Skip the pictures. Transcribe the rest of the data below without changing a word.
====
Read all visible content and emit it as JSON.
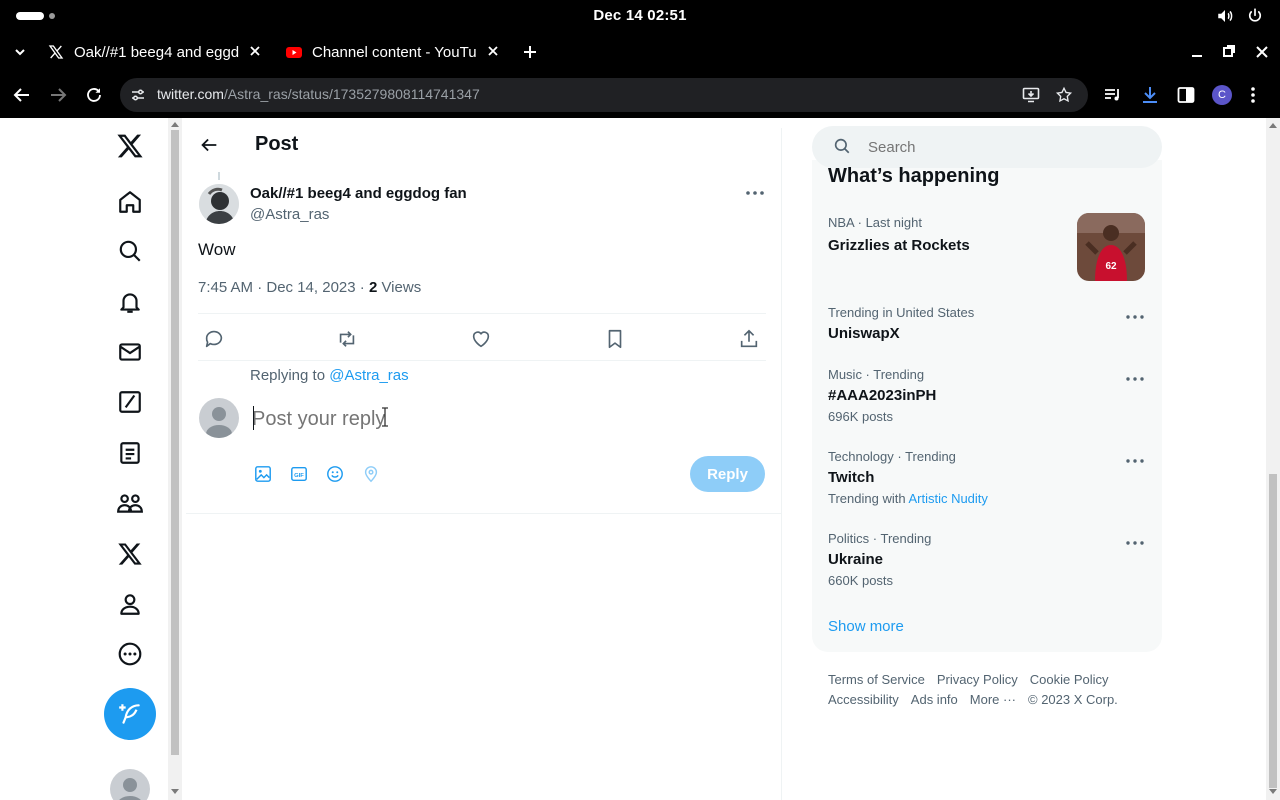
{
  "os": {
    "clock": "Dec 14  02:51"
  },
  "tabs": [
    {
      "title": "Oak//#1 beeg4 and eggdog fan",
      "favicon": "x-logo-icon"
    },
    {
      "title": "Channel content - YouTube",
      "favicon": "youtube-icon"
    }
  ],
  "toolbar": {
    "url_host": "twitter.com",
    "url_path": "/Astra_ras/status/1735279808114741347",
    "profile_initial": "C"
  },
  "header": {
    "title": "Post"
  },
  "post": {
    "author_name": "Oak//#1 beeg4 and eggdog fan",
    "author_handle": "@Astra_ras",
    "text": "Wow",
    "timestamp": "7:45 AM · Dec 14, 2023 · ",
    "views_count": "2",
    "views_label": " Views"
  },
  "reply": {
    "replying_to_label": "Replying to ",
    "replying_to_handle": "@Astra_ras",
    "placeholder": "Post your reply",
    "button": "Reply"
  },
  "search": {
    "placeholder": "Search"
  },
  "trends": {
    "title": "What’s happening",
    "items": [
      {
        "context": "NBA · Last night",
        "name": "Grizzlies at Rockets",
        "sub": ""
      },
      {
        "context": "Trending in United States",
        "name": "UniswapX",
        "sub": ""
      },
      {
        "context": "Music · Trending",
        "name": "#AAA2023inPH",
        "sub": "696K posts"
      },
      {
        "context": "Technology · Trending",
        "name": "Twitch",
        "sub_prefix": "Trending with ",
        "sub_link": "Artistic Nudity"
      },
      {
        "context": "Politics · Trending",
        "name": "Ukraine",
        "sub": "660K posts"
      }
    ],
    "show_more": "Show more"
  },
  "footer": {
    "row1": [
      "Terms of Service",
      "Privacy Policy",
      "Cookie Policy"
    ],
    "row2": [
      "Accessibility",
      "Ads info",
      "More ···",
      "© 2023 X Corp."
    ]
  },
  "colors": {
    "accent": "#1d9bf0",
    "reply_disabled": "#8ecdf8",
    "text": "#0f1419",
    "muted": "#536471"
  }
}
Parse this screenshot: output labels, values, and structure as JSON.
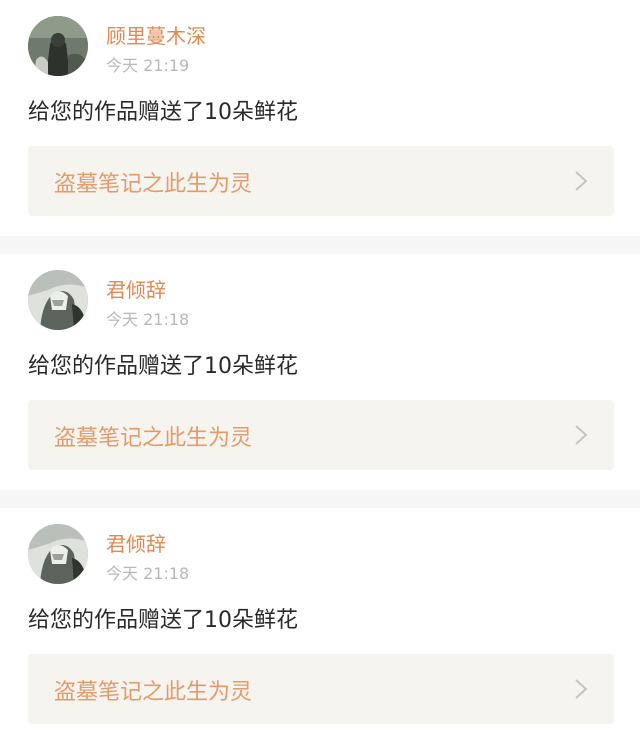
{
  "notifications": [
    {
      "username": "顾里蔓木深",
      "time": "今天 21:19",
      "message": "给您的作品赠送了10朵鲜花",
      "work_title": "盗墓笔记之此生为灵",
      "avatar_icon": "avatar-dark-figure"
    },
    {
      "username": "君倾辞",
      "time": "今天 21:18",
      "message": "给您的作品赠送了10朵鲜花",
      "work_title": "盗墓笔记之此生为灵",
      "avatar_icon": "avatar-ink-figure"
    },
    {
      "username": "君倾辞",
      "time": "今天 21:18",
      "message": "给您的作品赠送了10朵鲜花",
      "work_title": "盗墓笔记之此生为灵",
      "avatar_icon": "avatar-ink-figure"
    }
  ],
  "colors": {
    "username": "#e08a52",
    "work_title": "#e59a6b",
    "time": "#b8b8b8",
    "link_bg": "#f5f4ee",
    "divider": "#f6f6f6"
  }
}
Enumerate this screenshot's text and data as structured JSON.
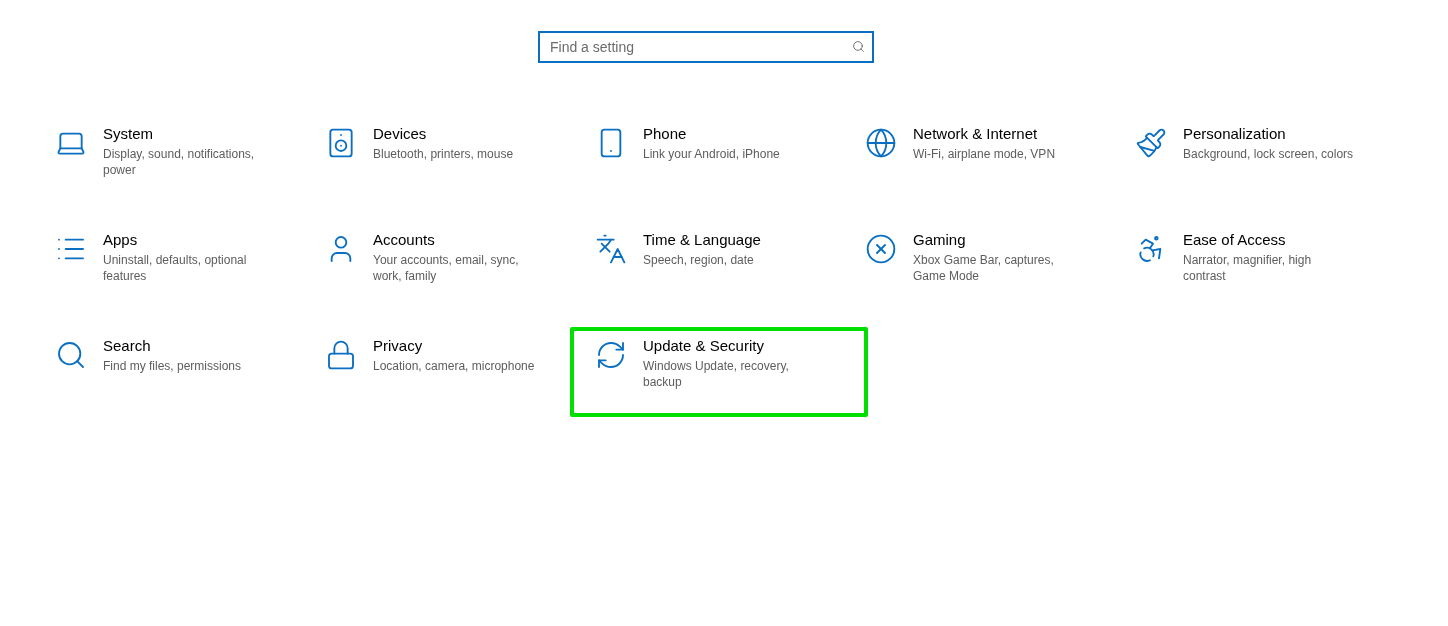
{
  "search": {
    "placeholder": "Find a setting"
  },
  "categories": [
    {
      "title": "System",
      "description": "Display, sound, notifications, power",
      "highlighted": false
    },
    {
      "title": "Devices",
      "description": "Bluetooth, printers, mouse",
      "highlighted": false
    },
    {
      "title": "Phone",
      "description": "Link your Android, iPhone",
      "highlighted": false
    },
    {
      "title": "Network & Internet",
      "description": "Wi-Fi, airplane mode, VPN",
      "highlighted": false
    },
    {
      "title": "Personalization",
      "description": "Background, lock screen, colors",
      "highlighted": false
    },
    {
      "title": "Apps",
      "description": "Uninstall, defaults, optional features",
      "highlighted": false
    },
    {
      "title": "Accounts",
      "description": "Your accounts, email, sync, work, family",
      "highlighted": false
    },
    {
      "title": "Time & Language",
      "description": "Speech, region, date",
      "highlighted": false
    },
    {
      "title": "Gaming",
      "description": "Xbox Game Bar, captures, Game Mode",
      "highlighted": false
    },
    {
      "title": "Ease of Access",
      "description": "Narrator, magnifier, high contrast",
      "highlighted": false
    },
    {
      "title": "Search",
      "description": "Find my files, permissions",
      "highlighted": false
    },
    {
      "title": "Privacy",
      "description": "Location, camera, microphone",
      "highlighted": false
    },
    {
      "title": "Update & Security",
      "description": "Windows Update, recovery, backup",
      "highlighted": true
    }
  ]
}
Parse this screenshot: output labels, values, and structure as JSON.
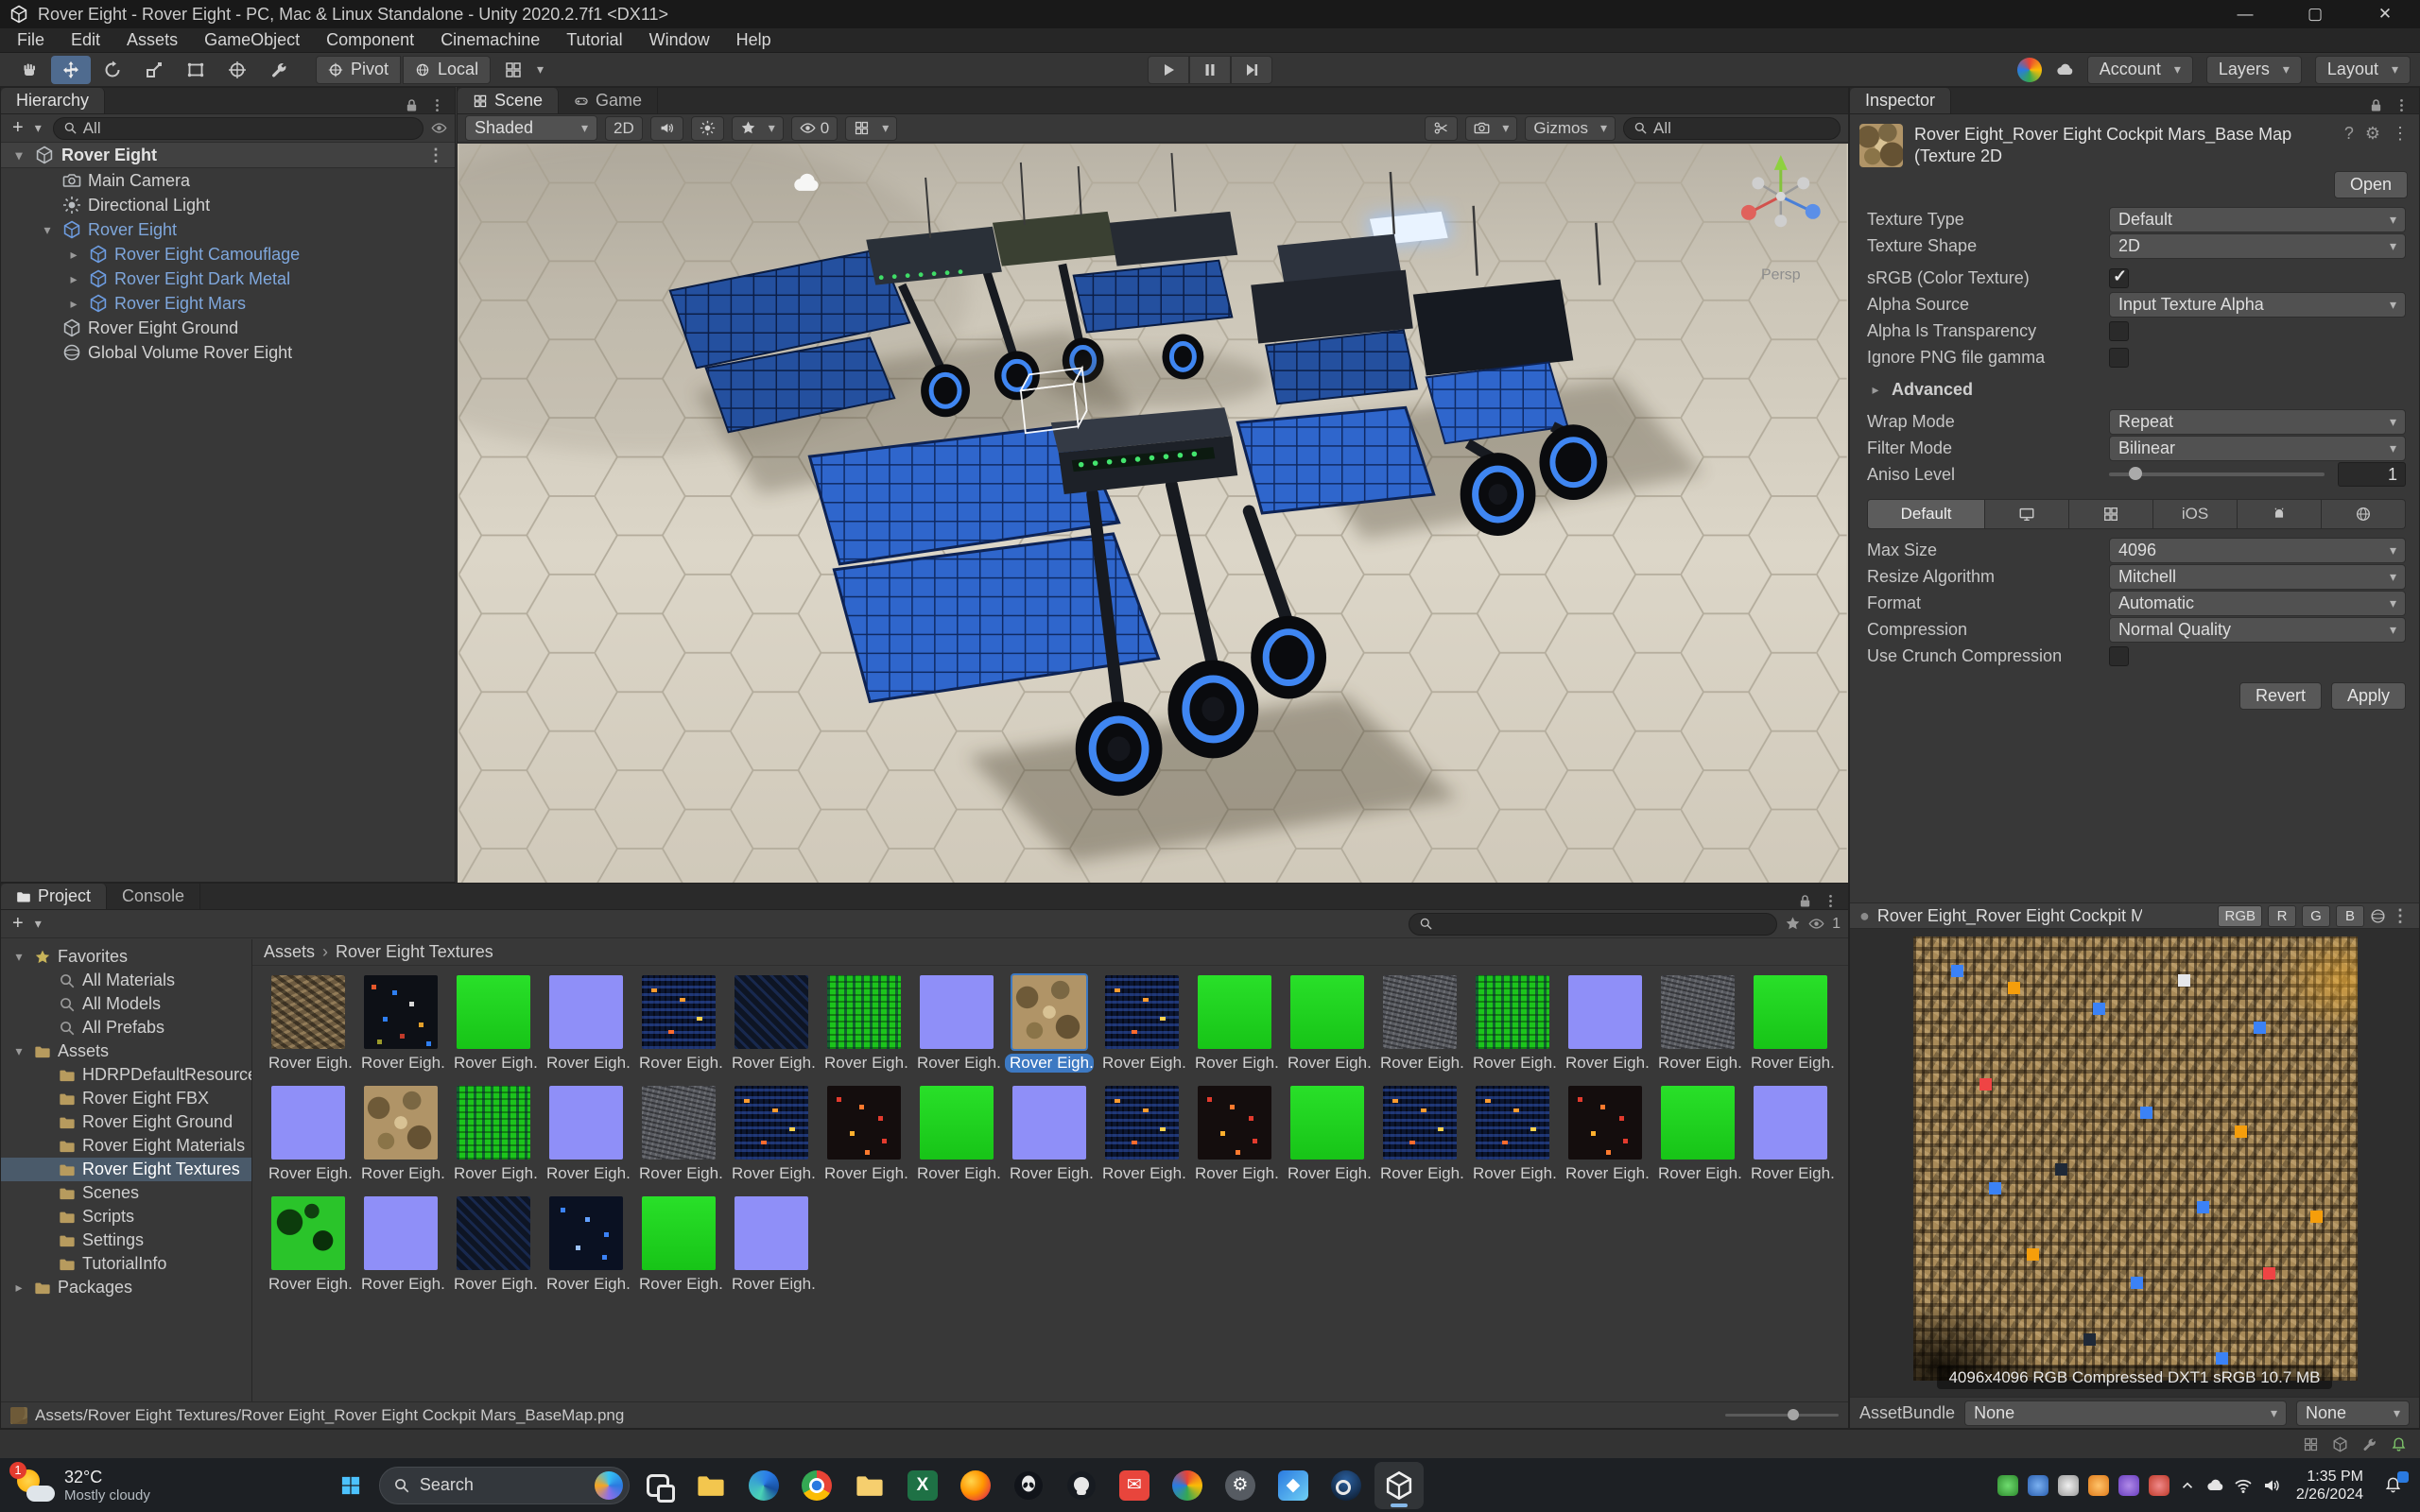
====
## Written answer:
Read all visible content and emit it as JSON.
{
  "os": {
    "clock": "Dec 14  02:51"
  },
  "tabs": [
    {
      "title": "Oak//#1 beeg4 and eggdog fan",
      "favicon": "x-logo-icon"
    },
    {
      "title": "Channel content - YouTube",
      "favicon": "youtube-icon"
    }
  ],
  "toolbar": {
    "url_host": "twitter.com",
    "url_path": "/Astra_ras/status/1735279808114741347",
    "profile_initial": "C"
  },
  "header": {
    "title": "Post"
  },
  "post": {
    "author_name": "Oak//#1 beeg4 and eggdog fan",
    "author_handle": "@Astra_ras",
    "text": "Wow",
    "timestamp": "7:45 AM · Dec 14, 2023 · ",
    "views_count": "2",
    "views_label": " Views"
  },
  "reply": {
    "replying_to_label": "Replying to ",
    "replying_to_handle": "@Astra_ras",
    "placeholder": "Post your reply",
    "button": "Reply"
  },
  "search": {
    "placeholder": "Search"
  },
  "trends": {
    "title": "What’s happening",
    "items": [
      {
        "context": "NBA · Last night",
        "name": "Grizzlies at Rockets",
        "sub": ""
      },
      {
        "context": "Trending in United States",
        "name": "UniswapX",
        "sub": ""
      },
      {
        "context": "Music · Trending",
        "name": "#AAA2023inPH",
        "sub": "696K posts"
      },
      {
        "context": "Technology · Trending",
        "name": "Twitch",
        "sub_prefix": "Trending with ",
        "sub_link": "Artistic Nudity"
      },
      {
        "context": "Politics · Trending",
        "name": "Ukraine",
        "sub": "660K posts"
      }
    ],
    "show_more": "Show more"
  },
  "footer": {
    "row1": [
      "Terms of Service",
      "Privacy Policy",
      "Cookie Policy"
    ],
    "row2": [
      "Accessibility",
      "Ads info",
      "More ···",
      "© 2023 X Corp."
    ]
  },
  "colors": {
    "accent": "#1d9bf0",
    "reply_disabled": "#8ecdf8",
    "text": "#0f1419",
    "muted": "#536471"
  }
}
Parse this screenshot: output labels, values, and structure as JSON.
{
  "notifications": [
    {
      "username": "顾里蔓木深",
      "time": "今天 21:19",
      "message": "给您的作品赠送了10朵鲜花",
      "work_title": "盗墓笔记之此生为灵",
      "avatar_icon": "avatar-dark-figure"
    },
    {
      "username": "君倾辞",
      "time": "今天 21:18",
      "message": "给您的作品赠送了10朵鲜花",
      "work_title": "盗墓笔记之此生为灵",
      "avatar_icon": "avatar-ink-figure"
    },
    {
      "username": "君倾辞",
      "time": "今天 21:18",
      "message": "给您的作品赠送了10朵鲜花",
      "work_title": "盗墓笔记之此生为灵",
      "avatar_icon": "avatar-ink-figure"
    }
  ],
  "colors": {
    "username": "#e08a52",
    "work_title": "#e59a6b",
    "time": "#b8b8b8",
    "link_bg": "#f5f4ee",
    "divider": "#f6f6f6"
  }
}
Enumerate this screenshot's text and data as structured JSON.
{
  "search": {
    "placeholder": "Find a setting"
  },
  "categories": [
    {
      "title": "System",
      "description": "Display, sound, notifications, power",
      "highlighted": false
    },
    {
      "title": "Devices",
      "description": "Bluetooth, printers, mouse",
      "highlighted": false
    },
    {
      "title": "Phone",
      "description": "Link your Android, iPhone",
      "highlighted": false
    },
    {
      "title": "Network & Internet",
      "description": "Wi-Fi, airplane mode, VPN",
      "highlighted": false
    },
    {
      "title": "Personalization",
      "description": "Background, lock screen, colors",
      "highlighted": false
    },
    {
      "title": "Apps",
      "description": "Uninstall, defaults, optional features",
      "highlighted": false
    },
    {
      "title": "Accounts",
      "description": "Your accounts, email, sync, work, family",
      "highlighted": false
    },
    {
      "title": "Time & Language",
      "description": "Speech, region, date",
      "highlighted": false
    },
    {
      "title": "Gaming",
      "description": "Xbox Game Bar, captures, Game Mode",
      "highlighted": false
    },
    {
      "title": "Ease of Access",
      "description": "Narrator, magnifier, high contrast",
      "highlighted": false
    },
    {
      "title": "Search",
      "description": "Find my files, permissions",
      "highlighted": false
    },
    {
      "title": "Privacy",
      "description": "Location, camera, microphone",
      "highlighted": false
    },
    {
      "title": "Update & Security",
      "description": "Windows Update, recovery, backup",
      "highlighted": true
    }
  ]
}
Parse this screenshot: output labels, values, and structure as JSON.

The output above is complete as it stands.